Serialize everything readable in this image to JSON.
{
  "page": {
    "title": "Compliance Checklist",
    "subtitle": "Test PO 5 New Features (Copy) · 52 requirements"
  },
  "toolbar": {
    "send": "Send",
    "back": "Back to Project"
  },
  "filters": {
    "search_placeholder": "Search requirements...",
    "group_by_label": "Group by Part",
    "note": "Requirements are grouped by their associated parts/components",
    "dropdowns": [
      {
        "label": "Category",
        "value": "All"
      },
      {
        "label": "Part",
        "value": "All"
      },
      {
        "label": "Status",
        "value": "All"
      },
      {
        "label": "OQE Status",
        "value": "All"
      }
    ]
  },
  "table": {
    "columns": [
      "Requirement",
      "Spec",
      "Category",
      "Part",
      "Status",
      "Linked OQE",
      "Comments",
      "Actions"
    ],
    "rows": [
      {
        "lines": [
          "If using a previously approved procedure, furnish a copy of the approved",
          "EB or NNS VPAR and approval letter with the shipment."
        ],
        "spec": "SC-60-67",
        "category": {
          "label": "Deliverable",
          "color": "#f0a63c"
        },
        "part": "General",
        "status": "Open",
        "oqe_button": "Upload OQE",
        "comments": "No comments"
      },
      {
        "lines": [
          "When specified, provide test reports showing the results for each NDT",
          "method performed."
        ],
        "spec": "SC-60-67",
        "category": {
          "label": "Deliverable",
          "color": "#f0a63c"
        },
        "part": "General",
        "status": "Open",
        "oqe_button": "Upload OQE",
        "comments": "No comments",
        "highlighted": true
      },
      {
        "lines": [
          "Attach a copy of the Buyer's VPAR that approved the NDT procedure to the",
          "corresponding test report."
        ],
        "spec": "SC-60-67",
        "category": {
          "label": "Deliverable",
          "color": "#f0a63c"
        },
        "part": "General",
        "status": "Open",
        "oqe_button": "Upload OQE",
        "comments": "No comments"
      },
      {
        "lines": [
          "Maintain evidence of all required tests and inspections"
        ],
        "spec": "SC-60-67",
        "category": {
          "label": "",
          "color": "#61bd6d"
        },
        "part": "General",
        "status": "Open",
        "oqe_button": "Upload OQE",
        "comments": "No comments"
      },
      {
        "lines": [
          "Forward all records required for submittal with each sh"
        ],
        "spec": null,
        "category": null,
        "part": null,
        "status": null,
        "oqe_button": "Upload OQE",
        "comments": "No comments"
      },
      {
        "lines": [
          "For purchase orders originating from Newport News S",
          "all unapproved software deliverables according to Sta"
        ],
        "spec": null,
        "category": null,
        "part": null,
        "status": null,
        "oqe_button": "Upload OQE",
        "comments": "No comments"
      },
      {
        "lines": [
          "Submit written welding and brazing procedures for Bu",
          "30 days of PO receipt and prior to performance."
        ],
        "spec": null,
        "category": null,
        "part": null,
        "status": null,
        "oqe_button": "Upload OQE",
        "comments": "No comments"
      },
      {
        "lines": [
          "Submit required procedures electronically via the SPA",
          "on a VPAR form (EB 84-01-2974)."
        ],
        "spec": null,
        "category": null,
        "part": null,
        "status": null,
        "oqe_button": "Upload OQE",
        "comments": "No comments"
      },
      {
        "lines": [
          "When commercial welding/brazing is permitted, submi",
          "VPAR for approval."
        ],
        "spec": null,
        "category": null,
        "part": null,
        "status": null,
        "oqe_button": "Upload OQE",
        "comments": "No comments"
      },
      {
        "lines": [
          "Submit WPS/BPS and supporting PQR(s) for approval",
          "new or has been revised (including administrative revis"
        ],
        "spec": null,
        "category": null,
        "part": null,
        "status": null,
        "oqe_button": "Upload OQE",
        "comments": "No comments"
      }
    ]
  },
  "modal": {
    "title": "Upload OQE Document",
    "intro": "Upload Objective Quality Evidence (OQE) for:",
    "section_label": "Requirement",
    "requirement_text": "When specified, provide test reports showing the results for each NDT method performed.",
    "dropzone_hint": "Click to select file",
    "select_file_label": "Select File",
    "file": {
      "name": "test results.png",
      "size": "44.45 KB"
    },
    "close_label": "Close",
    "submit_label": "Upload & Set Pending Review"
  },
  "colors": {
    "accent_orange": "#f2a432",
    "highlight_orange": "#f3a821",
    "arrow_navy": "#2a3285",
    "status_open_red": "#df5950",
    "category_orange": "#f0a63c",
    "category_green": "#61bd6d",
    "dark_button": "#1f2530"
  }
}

◆ **Stated problem**
Each entry above is to be quoted exactly.

◆ **Solution for this exercise**
Serialize everything readable in this image to JSON.
{
  "page": {
    "title": "Compliance Checklist",
    "subtitle": "Test PO 5 New Features (Copy) · 52 requirements"
  },
  "toolbar": {
    "send": "Send",
    "back": "Back to Project"
  },
  "filters": {
    "search_placeholder": "Search requirements...",
    "group_by_label": "Group by Part",
    "note": "Requirements are grouped by their associated parts/components",
    "dropdowns": [
      {
        "label": "Category",
        "value": "All"
      },
      {
        "label": "Part",
        "value": "All"
      },
      {
        "label": "Status",
        "value": "All"
      },
      {
        "label": "OQE Status",
        "value": "All"
      }
    ]
  },
  "table": {
    "columns": [
      "Requirement",
      "Spec",
      "Category",
      "Part",
      "Status",
      "Linked OQE",
      "Comments",
      "Actions"
    ],
    "rows": [
      {
        "lines": [
          "If using a previously approved procedure, furnish a copy of the approved",
          "EB or NNS VPAR and approval letter with the shipment."
        ],
        "spec": "SC-60-67",
        "category": {
          "label": "Deliverable",
          "color": "#f0a63c"
        },
        "part": "General",
        "status": "Open",
        "oqe_button": "Upload OQE",
        "comments": "No comments"
      },
      {
        "lines": [
          "When specified, provide test reports showing the results for each NDT",
          "method performed."
        ],
        "spec": "SC-60-67",
        "category": {
          "label": "Deliverable",
          "color": "#f0a63c"
        },
        "part": "General",
        "status": "Open",
        "oqe_button": "Upload OQE",
        "comments": "No comments",
        "highlighted": true
      },
      {
        "lines": [
          "Attach a copy of the Buyer's VPAR that approved the NDT procedure to the",
          "corresponding test report."
        ],
        "spec": "SC-60-67",
        "category": {
          "label": "Deliverable",
          "color": "#f0a63c"
        },
        "part": "General",
        "status": "Open",
        "oqe_button": "Upload OQE",
        "comments": "No comments"
      },
      {
        "lines": [
          "Maintain evidence of all required tests and inspections"
        ],
        "spec": "SC-60-67",
        "category": {
          "label": "",
          "color": "#61bd6d"
        },
        "part": "General",
        "status": "Open",
        "oqe_button": "Upload OQE",
        "comments": "No comments"
      },
      {
        "lines": [
          "Forward all records required for submittal with each sh"
        ],
        "spec": null,
        "category": null,
        "part": null,
        "status": null,
        "oqe_button": "Upload OQE",
        "comments": "No comments"
      },
      {
        "lines": [
          "For purchase orders originating from Newport News S",
          "all unapproved software deliverables according to Sta"
        ],
        "spec": null,
        "category": null,
        "part": null,
        "status": null,
        "oqe_button": "Upload OQE",
        "comments": "No comments"
      },
      {
        "lines": [
          "Submit written welding and brazing procedures for Bu",
          "30 days of PO receipt and prior to performance."
        ],
        "spec": null,
        "category": null,
        "part": null,
        "status": null,
        "oqe_button": "Upload OQE",
        "comments": "No comments"
      },
      {
        "lines": [
          "Submit required procedures electronically via the SPA",
          "on a VPAR form (EB 84-01-2974)."
        ],
        "spec": null,
        "category": null,
        "part": null,
        "status": null,
        "oqe_button": "Upload OQE",
        "comments": "No comments"
      },
      {
        "lines": [
          "When commercial welding/brazing is permitted, submi",
          "VPAR for approval."
        ],
        "spec": null,
        "category": null,
        "part": null,
        "status": null,
        "oqe_button": "Upload OQE",
        "comments": "No comments"
      },
      {
        "lines": [
          "Submit WPS/BPS and supporting PQR(s) for approval",
          "new or has been revised (including administrative revis"
        ],
        "spec": null,
        "category": null,
        "part": null,
        "status": null,
        "oqe_button": "Upload OQE",
        "comments": "No comments"
      }
    ]
  },
  "modal": {
    "title": "Upload OQE Document",
    "intro": "Upload Objective Quality Evidence (OQE) for:",
    "section_label": "Requirement",
    "requirement_text": "When specified, provide test reports showing the results for each NDT method performed.",
    "dropzone_hint": "Click to select file",
    "select_file_label": "Select File",
    "file": {
      "name": "test results.png",
      "size": "44.45 KB"
    },
    "close_label": "Close",
    "submit_label": "Upload & Set Pending Review"
  },
  "colors": {
    "accent_orange": "#f2a432",
    "highlight_orange": "#f3a821",
    "arrow_navy": "#2a3285",
    "status_open_red": "#df5950",
    "category_orange": "#f0a63c",
    "category_green": "#61bd6d",
    "dark_button": "#1f2530"
  }
}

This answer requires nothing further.